→ TASK DETAILS: Extract every entry word for word. Skip the pictures.

** Start SUPPLIED MATERIAL **

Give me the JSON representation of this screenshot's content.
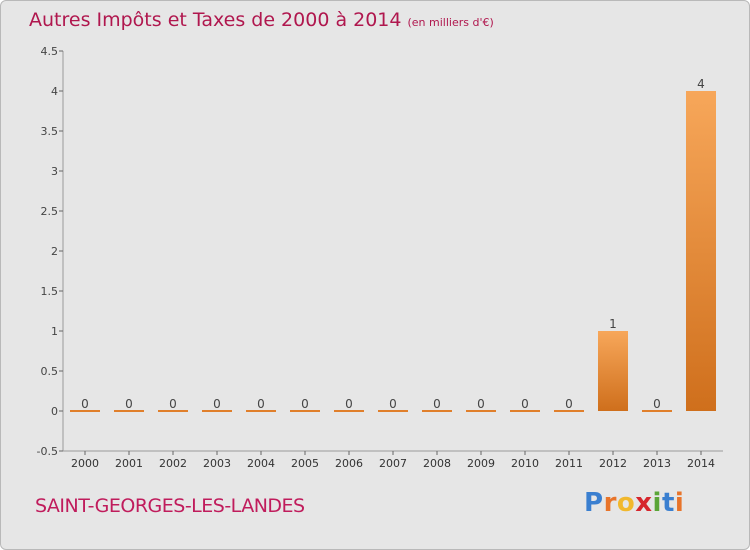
{
  "title": "Autres Impôts et Taxes de 2000 à 2014",
  "unit_label": "(en milliers d'€)",
  "commune": "SAINT-GEORGES-LES-LANDES",
  "logo": {
    "letters": [
      "P",
      "r",
      "o",
      "x",
      "i",
      "t",
      "i"
    ],
    "colors": [
      "#3a7fd0",
      "#e8742a",
      "#f1b82d",
      "#d6262d",
      "#5aa537",
      "#3a7fd0",
      "#e8742a"
    ]
  },
  "chart_data": {
    "type": "bar",
    "title": "Autres Impôts et Taxes de 2000 à 2014",
    "subtitle": "(en milliers d'€)",
    "categories": [
      "2000",
      "2001",
      "2002",
      "2003",
      "2004",
      "2005",
      "2006",
      "2007",
      "2008",
      "2009",
      "2010",
      "2011",
      "2012",
      "2013",
      "2014"
    ],
    "values": [
      0,
      0,
      0,
      0,
      0,
      0,
      0,
      0,
      0,
      0,
      0,
      0,
      1,
      0,
      4
    ],
    "data_labels": [
      "0",
      "0",
      "0",
      "0",
      "0",
      "0",
      "0",
      "0",
      "0",
      "0",
      "0",
      "0",
      "1",
      "0",
      "4"
    ],
    "ylim": [
      -0.5,
      4.5
    ],
    "y_ticks": [
      -0.5,
      0,
      0.5,
      1,
      1.5,
      2,
      2.5,
      3,
      3.5,
      4,
      4.5
    ],
    "y_tick_labels": [
      "-0.5",
      "0",
      "0.5",
      "1",
      "1.5",
      "2",
      "2.5",
      "3",
      "3.5",
      "4",
      "4.5"
    ],
    "xlabel": "",
    "ylabel": "",
    "grid": false,
    "bar_color_light": "#f7a75a",
    "bar_color_dark": "#cf6f1c"
  }
}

** End SUPPLIED MATERIAL **

→ EXERCISE RESPONSE:
Give me the JSON representation of this screenshot's content.
{
  "title": "Autres Impôts et Taxes de 2000 à 2014",
  "unit_label": "(en milliers d'€)",
  "commune": "SAINT-GEORGES-LES-LANDES",
  "logo": {
    "letters": [
      "P",
      "r",
      "o",
      "x",
      "i",
      "t",
      "i"
    ],
    "colors": [
      "#3a7fd0",
      "#e8742a",
      "#f1b82d",
      "#d6262d",
      "#5aa537",
      "#3a7fd0",
      "#e8742a"
    ]
  },
  "chart_data": {
    "type": "bar",
    "title": "Autres Impôts et Taxes de 2000 à 2014",
    "subtitle": "(en milliers d'€)",
    "categories": [
      "2000",
      "2001",
      "2002",
      "2003",
      "2004",
      "2005",
      "2006",
      "2007",
      "2008",
      "2009",
      "2010",
      "2011",
      "2012",
      "2013",
      "2014"
    ],
    "values": [
      0,
      0,
      0,
      0,
      0,
      0,
      0,
      0,
      0,
      0,
      0,
      0,
      1,
      0,
      4
    ],
    "data_labels": [
      "0",
      "0",
      "0",
      "0",
      "0",
      "0",
      "0",
      "0",
      "0",
      "0",
      "0",
      "0",
      "1",
      "0",
      "4"
    ],
    "ylim": [
      -0.5,
      4.5
    ],
    "y_ticks": [
      -0.5,
      0,
      0.5,
      1,
      1.5,
      2,
      2.5,
      3,
      3.5,
      4,
      4.5
    ],
    "y_tick_labels": [
      "-0.5",
      "0",
      "0.5",
      "1",
      "1.5",
      "2",
      "2.5",
      "3",
      "3.5",
      "4",
      "4.5"
    ],
    "xlabel": "",
    "ylabel": "",
    "grid": false,
    "bar_color_light": "#f7a75a",
    "bar_color_dark": "#cf6f1c"
  }
}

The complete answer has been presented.